Provided data start
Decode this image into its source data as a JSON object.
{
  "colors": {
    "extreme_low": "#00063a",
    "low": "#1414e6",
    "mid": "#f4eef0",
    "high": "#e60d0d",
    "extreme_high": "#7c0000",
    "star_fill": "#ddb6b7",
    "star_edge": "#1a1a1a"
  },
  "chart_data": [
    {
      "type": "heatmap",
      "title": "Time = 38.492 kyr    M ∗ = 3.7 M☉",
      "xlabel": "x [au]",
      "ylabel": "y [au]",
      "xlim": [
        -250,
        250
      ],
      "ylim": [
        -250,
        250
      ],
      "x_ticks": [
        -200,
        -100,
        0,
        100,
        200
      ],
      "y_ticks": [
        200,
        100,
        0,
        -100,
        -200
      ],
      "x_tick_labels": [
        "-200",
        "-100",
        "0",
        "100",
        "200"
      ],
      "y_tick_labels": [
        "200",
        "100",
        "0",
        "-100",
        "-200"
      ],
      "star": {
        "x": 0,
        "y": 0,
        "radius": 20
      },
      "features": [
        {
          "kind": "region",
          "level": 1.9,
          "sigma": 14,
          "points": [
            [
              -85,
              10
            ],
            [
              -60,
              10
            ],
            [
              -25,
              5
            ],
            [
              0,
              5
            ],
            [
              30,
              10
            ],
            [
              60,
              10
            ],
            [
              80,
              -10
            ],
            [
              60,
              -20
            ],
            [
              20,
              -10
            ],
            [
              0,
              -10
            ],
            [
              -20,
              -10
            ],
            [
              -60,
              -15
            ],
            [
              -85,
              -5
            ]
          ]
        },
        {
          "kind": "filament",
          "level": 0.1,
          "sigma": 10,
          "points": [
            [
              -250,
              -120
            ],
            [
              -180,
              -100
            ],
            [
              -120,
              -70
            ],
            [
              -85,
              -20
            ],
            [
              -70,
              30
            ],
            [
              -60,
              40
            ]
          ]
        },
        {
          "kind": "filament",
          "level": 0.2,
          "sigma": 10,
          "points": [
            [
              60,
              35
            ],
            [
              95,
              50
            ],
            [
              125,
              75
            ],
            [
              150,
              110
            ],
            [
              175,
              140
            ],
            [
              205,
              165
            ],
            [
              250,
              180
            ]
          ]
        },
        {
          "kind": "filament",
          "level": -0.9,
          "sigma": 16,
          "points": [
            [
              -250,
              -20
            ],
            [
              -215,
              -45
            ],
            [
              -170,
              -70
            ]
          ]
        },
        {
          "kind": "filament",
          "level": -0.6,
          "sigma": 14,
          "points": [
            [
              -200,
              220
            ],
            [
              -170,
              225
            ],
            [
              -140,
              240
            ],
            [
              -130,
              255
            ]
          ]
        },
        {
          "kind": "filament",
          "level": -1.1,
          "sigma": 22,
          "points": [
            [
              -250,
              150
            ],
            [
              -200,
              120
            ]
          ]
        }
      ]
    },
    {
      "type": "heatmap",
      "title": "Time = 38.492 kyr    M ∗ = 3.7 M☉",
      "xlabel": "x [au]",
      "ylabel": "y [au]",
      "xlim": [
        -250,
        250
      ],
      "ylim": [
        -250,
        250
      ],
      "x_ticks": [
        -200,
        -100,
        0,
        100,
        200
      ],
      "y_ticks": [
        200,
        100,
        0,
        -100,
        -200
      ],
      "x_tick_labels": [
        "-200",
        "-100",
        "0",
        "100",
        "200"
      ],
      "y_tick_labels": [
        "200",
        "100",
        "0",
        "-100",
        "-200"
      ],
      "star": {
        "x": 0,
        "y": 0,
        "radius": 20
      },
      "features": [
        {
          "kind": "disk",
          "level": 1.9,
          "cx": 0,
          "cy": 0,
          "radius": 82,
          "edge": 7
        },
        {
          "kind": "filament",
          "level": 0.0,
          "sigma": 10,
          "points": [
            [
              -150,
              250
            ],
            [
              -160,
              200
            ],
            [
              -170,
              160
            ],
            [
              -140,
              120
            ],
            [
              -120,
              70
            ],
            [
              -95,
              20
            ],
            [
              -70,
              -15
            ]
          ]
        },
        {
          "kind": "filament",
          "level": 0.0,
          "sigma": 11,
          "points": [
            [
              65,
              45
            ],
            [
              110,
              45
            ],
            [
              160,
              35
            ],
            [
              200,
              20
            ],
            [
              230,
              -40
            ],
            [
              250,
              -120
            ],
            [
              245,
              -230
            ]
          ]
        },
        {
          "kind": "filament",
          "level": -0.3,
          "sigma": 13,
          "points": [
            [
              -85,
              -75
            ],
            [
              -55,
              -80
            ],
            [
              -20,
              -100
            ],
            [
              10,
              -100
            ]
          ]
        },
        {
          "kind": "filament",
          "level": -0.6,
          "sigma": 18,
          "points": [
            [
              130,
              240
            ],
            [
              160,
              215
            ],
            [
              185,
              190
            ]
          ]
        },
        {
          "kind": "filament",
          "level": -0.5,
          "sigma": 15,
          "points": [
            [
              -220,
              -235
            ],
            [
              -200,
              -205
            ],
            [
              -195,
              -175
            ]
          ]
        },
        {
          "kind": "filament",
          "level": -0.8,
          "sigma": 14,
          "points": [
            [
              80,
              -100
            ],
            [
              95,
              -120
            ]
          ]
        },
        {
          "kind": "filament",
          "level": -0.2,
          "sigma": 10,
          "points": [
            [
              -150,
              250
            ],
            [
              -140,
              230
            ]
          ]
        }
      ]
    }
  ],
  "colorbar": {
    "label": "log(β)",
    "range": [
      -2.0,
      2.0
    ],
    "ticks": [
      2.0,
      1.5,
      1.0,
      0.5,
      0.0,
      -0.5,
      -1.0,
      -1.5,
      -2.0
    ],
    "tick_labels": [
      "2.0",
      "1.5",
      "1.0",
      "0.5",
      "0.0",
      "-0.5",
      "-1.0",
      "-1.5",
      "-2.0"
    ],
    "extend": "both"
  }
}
Provided data end
→ **Task goal**:
Quote the entire listing above exactly.

→ **Problem solution**:
Decode this image into its source data as a JSON object.
{
  "colors": {
    "extreme_low": "#00063a",
    "low": "#1414e6",
    "mid": "#f4eef0",
    "high": "#e60d0d",
    "extreme_high": "#7c0000",
    "star_fill": "#ddb6b7",
    "star_edge": "#1a1a1a"
  },
  "chart_data": [
    {
      "type": "heatmap",
      "title": "Time = 38.492 kyr    M ∗ = 3.7 M☉",
      "xlabel": "x [au]",
      "ylabel": "y [au]",
      "xlim": [
        -250,
        250
      ],
      "ylim": [
        -250,
        250
      ],
      "x_ticks": [
        -200,
        -100,
        0,
        100,
        200
      ],
      "y_ticks": [
        200,
        100,
        0,
        -100,
        -200
      ],
      "x_tick_labels": [
        "-200",
        "-100",
        "0",
        "100",
        "200"
      ],
      "y_tick_labels": [
        "200",
        "100",
        "0",
        "-100",
        "-200"
      ],
      "star": {
        "x": 0,
        "y": 0,
        "radius": 20
      },
      "features": [
        {
          "kind": "region",
          "level": 1.9,
          "sigma": 14,
          "points": [
            [
              -85,
              10
            ],
            [
              -60,
              10
            ],
            [
              -25,
              5
            ],
            [
              0,
              5
            ],
            [
              30,
              10
            ],
            [
              60,
              10
            ],
            [
              80,
              -10
            ],
            [
              60,
              -20
            ],
            [
              20,
              -10
            ],
            [
              0,
              -10
            ],
            [
              -20,
              -10
            ],
            [
              -60,
              -15
            ],
            [
              -85,
              -5
            ]
          ]
        },
        {
          "kind": "filament",
          "level": 0.1,
          "sigma": 10,
          "points": [
            [
              -250,
              -120
            ],
            [
              -180,
              -100
            ],
            [
              -120,
              -70
            ],
            [
              -85,
              -20
            ],
            [
              -70,
              30
            ],
            [
              -60,
              40
            ]
          ]
        },
        {
          "kind": "filament",
          "level": 0.2,
          "sigma": 10,
          "points": [
            [
              60,
              35
            ],
            [
              95,
              50
            ],
            [
              125,
              75
            ],
            [
              150,
              110
            ],
            [
              175,
              140
            ],
            [
              205,
              165
            ],
            [
              250,
              180
            ]
          ]
        },
        {
          "kind": "filament",
          "level": -0.9,
          "sigma": 16,
          "points": [
            [
              -250,
              -20
            ],
            [
              -215,
              -45
            ],
            [
              -170,
              -70
            ]
          ]
        },
        {
          "kind": "filament",
          "level": -0.6,
          "sigma": 14,
          "points": [
            [
              -200,
              220
            ],
            [
              -170,
              225
            ],
            [
              -140,
              240
            ],
            [
              -130,
              255
            ]
          ]
        },
        {
          "kind": "filament",
          "level": -1.1,
          "sigma": 22,
          "points": [
            [
              -250,
              150
            ],
            [
              -200,
              120
            ]
          ]
        }
      ]
    },
    {
      "type": "heatmap",
      "title": "Time = 38.492 kyr    M ∗ = 3.7 M☉",
      "xlabel": "x [au]",
      "ylabel": "y [au]",
      "xlim": [
        -250,
        250
      ],
      "ylim": [
        -250,
        250
      ],
      "x_ticks": [
        -200,
        -100,
        0,
        100,
        200
      ],
      "y_ticks": [
        200,
        100,
        0,
        -100,
        -200
      ],
      "x_tick_labels": [
        "-200",
        "-100",
        "0",
        "100",
        "200"
      ],
      "y_tick_labels": [
        "200",
        "100",
        "0",
        "-100",
        "-200"
      ],
      "star": {
        "x": 0,
        "y": 0,
        "radius": 20
      },
      "features": [
        {
          "kind": "disk",
          "level": 1.9,
          "cx": 0,
          "cy": 0,
          "radius": 82,
          "edge": 7
        },
        {
          "kind": "filament",
          "level": 0.0,
          "sigma": 10,
          "points": [
            [
              -150,
              250
            ],
            [
              -160,
              200
            ],
            [
              -170,
              160
            ],
            [
              -140,
              120
            ],
            [
              -120,
              70
            ],
            [
              -95,
              20
            ],
            [
              -70,
              -15
            ]
          ]
        },
        {
          "kind": "filament",
          "level": 0.0,
          "sigma": 11,
          "points": [
            [
              65,
              45
            ],
            [
              110,
              45
            ],
            [
              160,
              35
            ],
            [
              200,
              20
            ],
            [
              230,
              -40
            ],
            [
              250,
              -120
            ],
            [
              245,
              -230
            ]
          ]
        },
        {
          "kind": "filament",
          "level": -0.3,
          "sigma": 13,
          "points": [
            [
              -85,
              -75
            ],
            [
              -55,
              -80
            ],
            [
              -20,
              -100
            ],
            [
              10,
              -100
            ]
          ]
        },
        {
          "kind": "filament",
          "level": -0.6,
          "sigma": 18,
          "points": [
            [
              130,
              240
            ],
            [
              160,
              215
            ],
            [
              185,
              190
            ]
          ]
        },
        {
          "kind": "filament",
          "level": -0.5,
          "sigma": 15,
          "points": [
            [
              -220,
              -235
            ],
            [
              -200,
              -205
            ],
            [
              -195,
              -175
            ]
          ]
        },
        {
          "kind": "filament",
          "level": -0.8,
          "sigma": 14,
          "points": [
            [
              80,
              -100
            ],
            [
              95,
              -120
            ]
          ]
        },
        {
          "kind": "filament",
          "level": -0.2,
          "sigma": 10,
          "points": [
            [
              -150,
              250
            ],
            [
              -140,
              230
            ]
          ]
        }
      ]
    }
  ],
  "colorbar": {
    "label": "log(β)",
    "range": [
      -2.0,
      2.0
    ],
    "ticks": [
      2.0,
      1.5,
      1.0,
      0.5,
      0.0,
      -0.5,
      -1.0,
      -1.5,
      -2.0
    ],
    "tick_labels": [
      "2.0",
      "1.5",
      "1.0",
      "0.5",
      "0.0",
      "-0.5",
      "-1.0",
      "-1.5",
      "-2.0"
    ],
    "extend": "both"
  }
}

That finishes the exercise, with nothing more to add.